** begin PROVIDED MATERIAL **

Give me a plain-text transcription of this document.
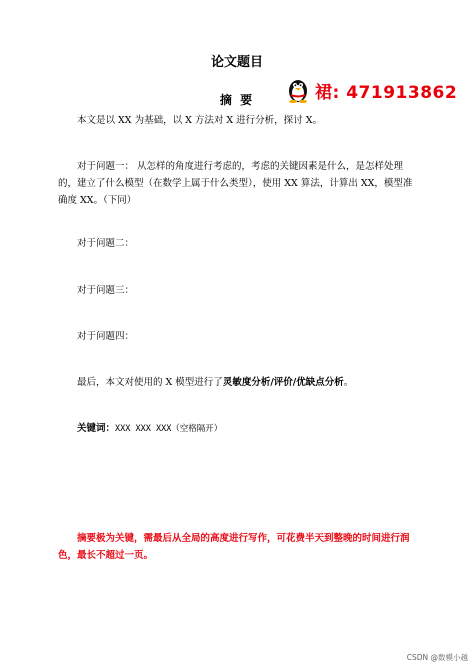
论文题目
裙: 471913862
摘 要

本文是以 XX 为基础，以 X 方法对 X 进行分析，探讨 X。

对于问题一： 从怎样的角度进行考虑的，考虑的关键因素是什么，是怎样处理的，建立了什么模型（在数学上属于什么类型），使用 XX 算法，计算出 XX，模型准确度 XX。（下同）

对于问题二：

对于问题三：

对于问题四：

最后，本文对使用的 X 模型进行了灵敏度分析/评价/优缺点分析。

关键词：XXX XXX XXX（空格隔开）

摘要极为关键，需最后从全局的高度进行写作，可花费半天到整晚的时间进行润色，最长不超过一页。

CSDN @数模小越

** end PROVIDED MATERIAL **

§ **GOAL OF THE EXERCISE**
Write out the whole listing again, exactly, with no pictures.

§ **COMPLETE RESPONSE**
Give me a plain-text transcription of this document.
论文题目
裙: 471913862
摘 要

本文是以 XX 为基础，以 X 方法对 X 进行分析，探讨 X。

对于问题一： 从怎样的角度进行考虑的，考虑的关键因素是什么，是怎样处理的，建立了什么模型（在数学上属于什么类型），使用 XX 算法，计算出 XX，模型准确度 XX。（下同）

对于问题二：

对于问题三：

对于问题四：

最后，本文对使用的 X 模型进行了灵敏度分析/评价/优缺点分析。

关键词：XXX XXX XXX（空格隔开）

摘要极为关键，需最后从全局的高度进行写作，可花费半天到整晚的时间进行润色，最长不超过一页。

CSDN @数模小越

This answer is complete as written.